━━━━━ SELECTED EXCERPT

Sadly, there was considerable traffic in enslaved people in both directions along the Silk Road and there were also many instances of mass migration of entire communities.
Technological Beginnings
The westward flow of Chinese technology occurred throughout the existence of the Silk Road. Joseph Needham summarized the plethora of new inventions that reached Europe between the first and eighteenth centuries, often after a time lapse of several hundred years. There are many other examples not listed in the chart below, such as the use of paper money, the abacus and the use of coal for fuel, but the table gives a good illustration of how technologically advanced the Chinese were from the Europeans.
Directions
Option 1:
Working with your group or by yourself, develop a personality for yourself. Are you a Buddhist monk? A Mongol? A trader from India in search of highly prized, top secret silk? Together, write a travel log- and use Google Earth to show your journey. Storyboard the project in Google Docs or Google Slides. There should be 6-9 entries (multiply the number entries by the number of people in a group); each person in the group should write three entries. The entries should be two to four paragraphs in length and each entry should contain at least five facts. Remember that very few people traveled the entire route. This should be demonstrated in your story.

━━━━━━━━━━
━━━━━ SUPPLIED MATERIAL

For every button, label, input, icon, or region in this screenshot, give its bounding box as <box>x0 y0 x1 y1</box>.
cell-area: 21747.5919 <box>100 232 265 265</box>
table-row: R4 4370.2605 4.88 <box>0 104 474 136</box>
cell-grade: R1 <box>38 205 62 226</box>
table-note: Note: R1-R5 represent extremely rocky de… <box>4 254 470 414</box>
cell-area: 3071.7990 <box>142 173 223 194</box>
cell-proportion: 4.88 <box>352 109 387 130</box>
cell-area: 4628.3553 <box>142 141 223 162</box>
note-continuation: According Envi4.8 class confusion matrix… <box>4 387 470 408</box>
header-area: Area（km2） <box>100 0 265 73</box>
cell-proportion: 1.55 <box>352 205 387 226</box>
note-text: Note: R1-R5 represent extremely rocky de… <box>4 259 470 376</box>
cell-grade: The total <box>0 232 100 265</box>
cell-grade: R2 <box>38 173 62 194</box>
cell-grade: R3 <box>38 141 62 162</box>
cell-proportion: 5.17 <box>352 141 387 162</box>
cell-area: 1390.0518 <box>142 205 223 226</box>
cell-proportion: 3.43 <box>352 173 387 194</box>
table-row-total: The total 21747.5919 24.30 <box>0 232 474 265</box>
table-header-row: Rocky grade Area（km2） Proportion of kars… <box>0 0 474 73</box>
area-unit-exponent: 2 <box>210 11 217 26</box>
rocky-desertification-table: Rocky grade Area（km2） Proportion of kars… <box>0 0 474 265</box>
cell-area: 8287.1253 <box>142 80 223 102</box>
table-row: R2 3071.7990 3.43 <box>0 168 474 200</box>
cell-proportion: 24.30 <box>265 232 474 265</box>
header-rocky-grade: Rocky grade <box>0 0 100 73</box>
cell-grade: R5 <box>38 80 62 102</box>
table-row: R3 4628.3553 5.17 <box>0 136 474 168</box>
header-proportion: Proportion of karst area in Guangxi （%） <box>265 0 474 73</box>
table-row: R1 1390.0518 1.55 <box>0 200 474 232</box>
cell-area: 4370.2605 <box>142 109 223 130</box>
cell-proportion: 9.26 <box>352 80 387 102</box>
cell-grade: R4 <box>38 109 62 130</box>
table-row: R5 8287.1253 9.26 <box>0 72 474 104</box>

━━━━━━━━━━

Extend the Silk Road text past its last sentence, keeping its tone and format.

**ANSWER BOX:**
Create an Annotated Bibliography. You should use at least four sources. Wikipedia can be one of them. At least one needs to be printed.
.....as you Travel Across Asia, From China across the Steppes to India and Beyond?
What Adventures Will You Have?
What items will you trade?
Make sure to include research, but also try to tell a good story!
You Can tell your story in the form of a journal if you want. It can be first person.
Set the story sometime between 400 bce to 600 ce.
Central Ideas:
What role did the physical geography of Eurasia play in the establishment of Silk Road trade routes? (So think about mountains, rivers, and why the trade centers were where they were.)
How did Silk Road trade lead to global exchange and cultural blending to create new cultural elements?
include: accurate dates, real places, and researched details. (Example: “I am traveling through the GOBI Desert now, which is just north of my homeland.”) You should also specify what city you are in or traveling to in each entry.
Your StoryMap should include pictures and maps of the Silk Roads, including the location of your entry stops. Use other visuals (drawn or printed up pictures, etc.) to help illustrate your journey. Be creative with your StoryMaps.